**Aim**.
Print the records below word for word, but leave out the pictures.
----- Source data
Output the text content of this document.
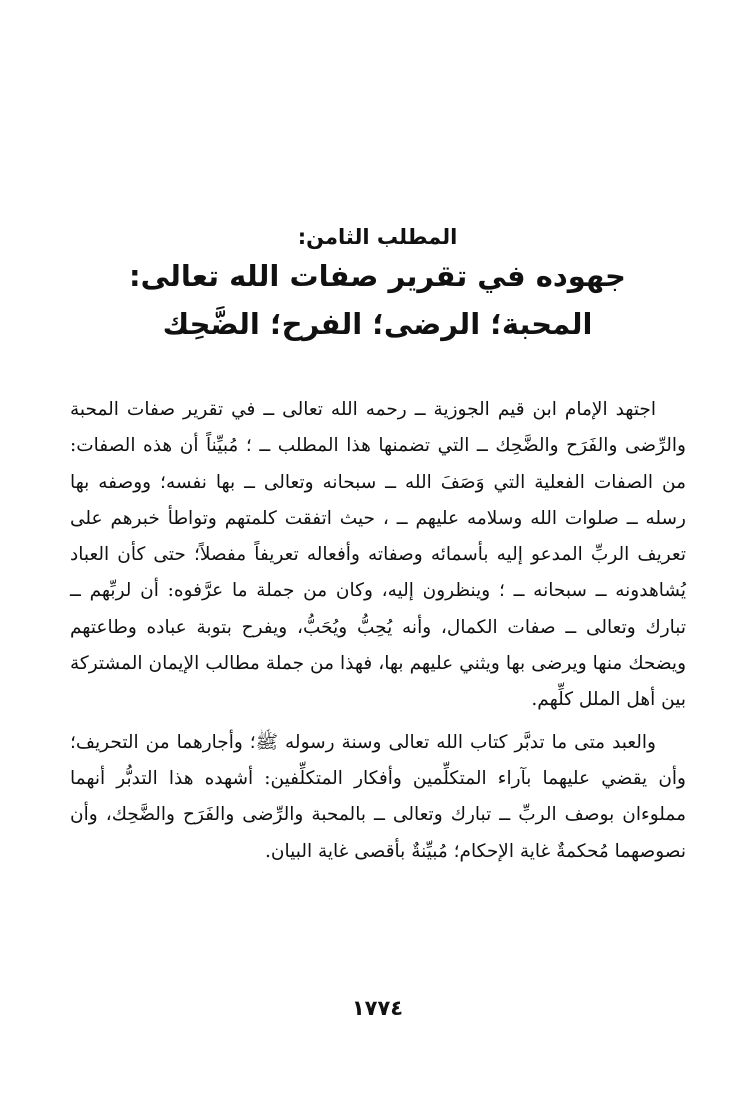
المطلب الثامن:

جهوده في تقرير صفات الله تعالى:

المحبة؛ الرضى؛ الفرح؛ الضَّحِك

اجتهد الإمام ابن قيم الجوزية ــ رحمه الله تعالى ــ في تقرير صفات المحبة والرِّضى والفَرَح والضَّحِك ــ التي تضمنها هذا المطلب ــ ؛ مُبيِّناً أن هذه الصفات: من الصفات الفعلية التي وَصَفَ الله ــ سبحانه وتعالى ــ بها نفسه؛ ووصفه بها رسله ــ صلوات الله وسلامه عليهم ــ ، حيث اتفقت كلمتهم وتواطأ خبرهم على تعريف الربِّ المدعو إليه بأسمائه وصفاته وأفعاله تعريفاً مفصلاً؛ حتى كأن العباد يُشاهدونه ــ سبحانه ــ ؛ وينظرون إليه، وكان من جملة ما عرَّفوه: أن لربِّهم ــ تبارك وتعالى ــ صفات الكمال، وأنه يُحِبُّ ويُحَبُّ، ويفرح بتوبة عباده وطاعتهم ويضحك منها ويرضى بها ويثني عليهم بها، فهذا من جملة مطالب الإيمان المشتركة بين أهل الملل كلِّهم.

والعبد متى ما تدبَّر كتاب الله تعالى وسنة رسوله ﷺ؛ وأجارهما من التحريف؛ وأن يقضي عليهما بآراء المتكلِّمين وأفكار المتكلِّفين: أشهده هذا التدبُّر أنهما مملوءان بوصف الربِّ ــ تبارك وتعالى ــ بالمحبة والرِّضى والفَرَح والضَّحِك، وأن نصوصهما مُحكمةٌ غاية الإحكام؛ مُبيِّنةٌ بأقصى غاية البيان.

١٧٧٤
----------
**Answer to the exercise**.
Output the text content of this document.
المطلب الثامن:

جهوده في تقرير صفات الله تعالى:

المحبة؛ الرضى؛ الفرح؛ الضَّحِك

اجتهد الإمام ابن قيم الجوزية ــ رحمه الله تعالى ــ في تقرير صفات المحبة والرِّضى والفَرَح والضَّحِك ــ التي تضمنها هذا المطلب ــ ؛ مُبيِّناً أن هذه الصفات: من الصفات الفعلية التي وَصَفَ الله ــ سبحانه وتعالى ــ بها نفسه؛ ووصفه بها رسله ــ صلوات الله وسلامه عليهم ــ ، حيث اتفقت كلمتهم وتواطأ خبرهم على تعريف الربِّ المدعو إليه بأسمائه وصفاته وأفعاله تعريفاً مفصلاً؛ حتى كأن العباد يُشاهدونه ــ سبحانه ــ ؛ وينظرون إليه، وكان من جملة ما عرَّفوه: أن لربِّهم ــ تبارك وتعالى ــ صفات الكمال، وأنه يُحِبُّ ويُحَبُّ، ويفرح بتوبة عباده وطاعتهم ويضحك منها ويرضى بها ويثني عليهم بها، فهذا من جملة مطالب الإيمان المشتركة بين أهل الملل كلِّهم.

والعبد متى ما تدبَّر كتاب الله تعالى وسنة رسوله ﷺ؛ وأجارهما من التحريف؛ وأن يقضي عليهما بآراء المتكلِّمين وأفكار المتكلِّفين: أشهده هذا التدبُّر أنهما مملوءان بوصف الربِّ ــ تبارك وتعالى ــ بالمحبة والرِّضى والفَرَح والضَّحِك، وأن نصوصهما مُحكمةٌ غاية الإحكام؛ مُبيِّنةٌ بأقصى غاية البيان.

١٧٧٤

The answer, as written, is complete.